VERIFICA LA COMPRENSIONE →
1 – Rispondi in breve alle seguenti domande sul testo su Sandrone.
(a) In che anno Sandrone ha il suo primo ricovero?
(b) In che modo prende sempre la sua medicina?
(c) Chi gli fa la puntura nel 1995, quando l'infermiere non c'è?
2 – Per ciascuna affermazione, stabilisci se concorda con il testo su Sandrone: rispondi sì o no e cita le parole del testo che lo decidono.
(a) Gettandosi dalla finestra dell'ospedale, Sandrone si ferisce gravemente.
(b) Il film Matti per il calcio è del 2004.
(c) Sandrone abbandona gli psicofarmaci una sola volta e le voci non tornano più.
3 – Per favore, ricopia fedelmente una parte del testo su Sandrone: parti dalle parole "crazy for football" e fermati dopo "Che andava ricucito.".

TESTO PROPOSTO →
_ _ _ _

Sandrone non smette mai di giocare

Cominciano ad arrivare i primi segnali di un certo disagio. Sandrone è dispettoso al lavoro, con i colleghi, pur essendo sempre molto ligio al dovere. Tende a isolarsi sempre di più, a voler rimanere con se stesso. Comincia a sentire delle voci, voci che venivano dal cervello e dallo stomaco. Man mano le voci diventano migliaia, e la confusione diventa insostenibile. È il 1988, e Sandrone ha bisogno del suo primo ricovero.

crazy for football
Sandrone continua ad allenarsi con la sua nazionale.

Mentre è all’ospedale, le voci che sente gli dicono che in quel luogo vogliono farlo diventare donna, e cerca di fuggire gettandosi dalla finestra. Per fortuna si trova al primo piano e non gli succede niente di grave. Viene sedato. Da quel momento capisce di essere entrato “in certi sogni”, di essere in un tunnel dal quale non è facile uscire. Comincia a curarsi con gli psicofarmaci. Non è facile. Prova ad abbandonarli tre o quattro volte, ma le voci tornano a farsi sentire. E allora capisce di averne bisogno. Il suo cervello aveva avuto uno strappo. Che andava ricucito.

La nuova vita, in compagnia degli psicofarmaci, continua a scorrere. Sandrone trova il suo equilibrio. Non fa esperimenti, prende sempre la sua medicina con la puntura intramuscolo. Ed è a uno di questi appuntamenti con la sua iniezione che la sua vita cambia. È il 1995, e Sandrone si reca alla Asl per fare la sua puntura. Ma l’infermiere non c’è. Così un dirigente della Asl, vedendolo agitato, decide di farla lui. Vede la sua coscia, e gli chiede se vuole iniziare a giocare a pallone. Inizia così la sua avventura nel calcio a otto, in squadre per persone con problemi psichiatrici. Gira l’Italia e l’Europa: Londra, la Spagna, l’Austria. La sua squadra fa sempre risultato, prima o seconda. Finché gira un piccolo film, nel 2004, Matti per il calcio (di Wolfango De Biasi e Francesco Trento). È un film che gira il mondo e fa nascere un movimento. E le squadre di calcio di questo tipo diventano migliaia. Sandrone non smette mai di giocare. Oggi ha cinquant’anni e non vuole rallentare né fermarsi. Lo sport fa bene al corpo e alla mente. Per la mente, poi, c’è la poesia, la pittura. Sandrone scrive e dipinge, legge la Bibbia, Pessoa, Rilke.

_ _ _ _

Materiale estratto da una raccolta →
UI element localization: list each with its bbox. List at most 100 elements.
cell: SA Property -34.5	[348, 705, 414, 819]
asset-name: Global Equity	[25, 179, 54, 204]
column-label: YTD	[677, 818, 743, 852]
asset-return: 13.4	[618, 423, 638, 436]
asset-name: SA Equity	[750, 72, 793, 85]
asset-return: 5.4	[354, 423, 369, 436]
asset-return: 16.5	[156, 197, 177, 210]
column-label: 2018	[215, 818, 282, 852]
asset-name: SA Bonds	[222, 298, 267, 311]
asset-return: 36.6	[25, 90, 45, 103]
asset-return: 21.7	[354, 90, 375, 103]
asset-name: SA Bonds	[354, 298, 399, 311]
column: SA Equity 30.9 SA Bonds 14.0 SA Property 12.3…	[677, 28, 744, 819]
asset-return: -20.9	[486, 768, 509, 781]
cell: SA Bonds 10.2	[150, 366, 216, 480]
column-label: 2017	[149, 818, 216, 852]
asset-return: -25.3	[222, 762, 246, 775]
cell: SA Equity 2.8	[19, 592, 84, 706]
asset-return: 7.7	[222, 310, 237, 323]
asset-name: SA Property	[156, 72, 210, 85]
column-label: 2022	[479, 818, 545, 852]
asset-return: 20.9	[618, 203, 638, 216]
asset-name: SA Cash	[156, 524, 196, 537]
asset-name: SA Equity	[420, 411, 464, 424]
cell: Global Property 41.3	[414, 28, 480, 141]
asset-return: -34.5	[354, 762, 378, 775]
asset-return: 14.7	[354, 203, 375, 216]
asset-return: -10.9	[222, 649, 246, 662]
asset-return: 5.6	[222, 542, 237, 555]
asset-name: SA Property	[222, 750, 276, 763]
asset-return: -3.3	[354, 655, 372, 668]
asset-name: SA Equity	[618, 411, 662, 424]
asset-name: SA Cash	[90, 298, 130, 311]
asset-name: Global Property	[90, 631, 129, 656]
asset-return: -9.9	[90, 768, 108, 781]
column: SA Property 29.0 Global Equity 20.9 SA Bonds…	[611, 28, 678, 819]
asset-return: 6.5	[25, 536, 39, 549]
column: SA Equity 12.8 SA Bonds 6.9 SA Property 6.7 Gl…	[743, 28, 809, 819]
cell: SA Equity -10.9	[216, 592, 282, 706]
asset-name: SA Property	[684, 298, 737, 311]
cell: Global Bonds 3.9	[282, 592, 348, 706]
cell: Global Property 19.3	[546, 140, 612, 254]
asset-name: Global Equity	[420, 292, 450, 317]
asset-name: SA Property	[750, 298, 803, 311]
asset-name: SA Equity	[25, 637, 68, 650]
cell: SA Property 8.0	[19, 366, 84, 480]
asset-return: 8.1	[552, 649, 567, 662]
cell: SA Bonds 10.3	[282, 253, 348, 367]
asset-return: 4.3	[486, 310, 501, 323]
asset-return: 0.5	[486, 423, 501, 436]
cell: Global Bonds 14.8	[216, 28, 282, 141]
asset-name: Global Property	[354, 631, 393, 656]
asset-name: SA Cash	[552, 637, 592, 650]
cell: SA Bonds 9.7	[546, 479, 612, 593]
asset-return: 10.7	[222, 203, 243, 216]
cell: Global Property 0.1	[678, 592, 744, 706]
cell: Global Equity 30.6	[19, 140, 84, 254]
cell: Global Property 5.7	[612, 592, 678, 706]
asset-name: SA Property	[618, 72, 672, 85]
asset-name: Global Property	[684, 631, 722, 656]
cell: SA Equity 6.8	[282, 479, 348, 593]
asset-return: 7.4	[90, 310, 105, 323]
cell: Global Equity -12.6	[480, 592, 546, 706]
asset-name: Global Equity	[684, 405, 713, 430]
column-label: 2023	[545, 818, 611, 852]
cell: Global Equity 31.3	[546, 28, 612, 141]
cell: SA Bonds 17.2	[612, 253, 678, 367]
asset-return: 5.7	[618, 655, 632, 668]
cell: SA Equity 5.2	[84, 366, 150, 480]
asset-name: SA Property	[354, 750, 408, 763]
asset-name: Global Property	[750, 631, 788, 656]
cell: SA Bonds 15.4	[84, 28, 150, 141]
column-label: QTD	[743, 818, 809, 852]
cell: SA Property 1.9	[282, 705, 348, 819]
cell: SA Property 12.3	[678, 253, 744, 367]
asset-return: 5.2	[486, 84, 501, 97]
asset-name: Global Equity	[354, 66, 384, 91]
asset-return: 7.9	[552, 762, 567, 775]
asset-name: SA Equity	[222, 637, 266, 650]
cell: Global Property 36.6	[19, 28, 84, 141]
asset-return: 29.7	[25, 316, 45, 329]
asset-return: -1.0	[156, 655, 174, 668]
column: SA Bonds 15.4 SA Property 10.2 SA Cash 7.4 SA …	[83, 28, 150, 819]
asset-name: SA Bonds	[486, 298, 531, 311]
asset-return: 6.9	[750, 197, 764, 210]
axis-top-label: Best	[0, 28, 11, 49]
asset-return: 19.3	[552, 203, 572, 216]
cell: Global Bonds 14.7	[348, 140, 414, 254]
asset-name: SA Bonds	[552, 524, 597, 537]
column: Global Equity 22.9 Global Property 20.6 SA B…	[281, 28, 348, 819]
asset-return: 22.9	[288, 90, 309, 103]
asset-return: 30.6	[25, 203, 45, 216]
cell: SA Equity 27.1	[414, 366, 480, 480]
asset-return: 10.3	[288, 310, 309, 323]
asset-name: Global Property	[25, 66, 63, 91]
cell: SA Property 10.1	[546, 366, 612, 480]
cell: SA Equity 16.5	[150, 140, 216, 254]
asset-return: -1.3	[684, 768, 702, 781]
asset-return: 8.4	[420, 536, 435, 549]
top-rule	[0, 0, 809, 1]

_ _ _ _

RISPOSTE PER ESERCIZIO →
1 –
(a) Nel 1988.
(b) Con la puntura intramuscolo.
(c) Un dirigente della Asl.

2 –
(a) No: "Per fortuna si trova al primo piano e non gli succede niente di grave."
(b) Sì: "Finché gira un piccolo film, nel 2004, Matti per il calcio"
(c) No: "Prova ad abbandonarli tre o quattro volte, ma le voci tornano a farsi sentire."

3 –
crazy for football
Sandrone continua ad allenarsi con la sua nazionale.

Mentre è all’ospedale, le voci che sente gli dicono che in quel luogo vogliono farlo diventare donna, e cerca di fuggire gettandosi dalla finestra. Per fortuna si trova al primo piano e non gli succede niente di grave. Viene sedato. Da quel momento capisce di essere entrato “in certi sogni”, di essere in un tunnel dal quale non è facile uscire. Comincia a curarsi con gli psicofarmaci. Non è facile. Prova ad abbandonarli tre o quattro volte, ma le voci tornano a farsi sentire. E allora capisce di averne bisogno. Il suo cervello aveva avuto uno strappo. Che andava ricucito.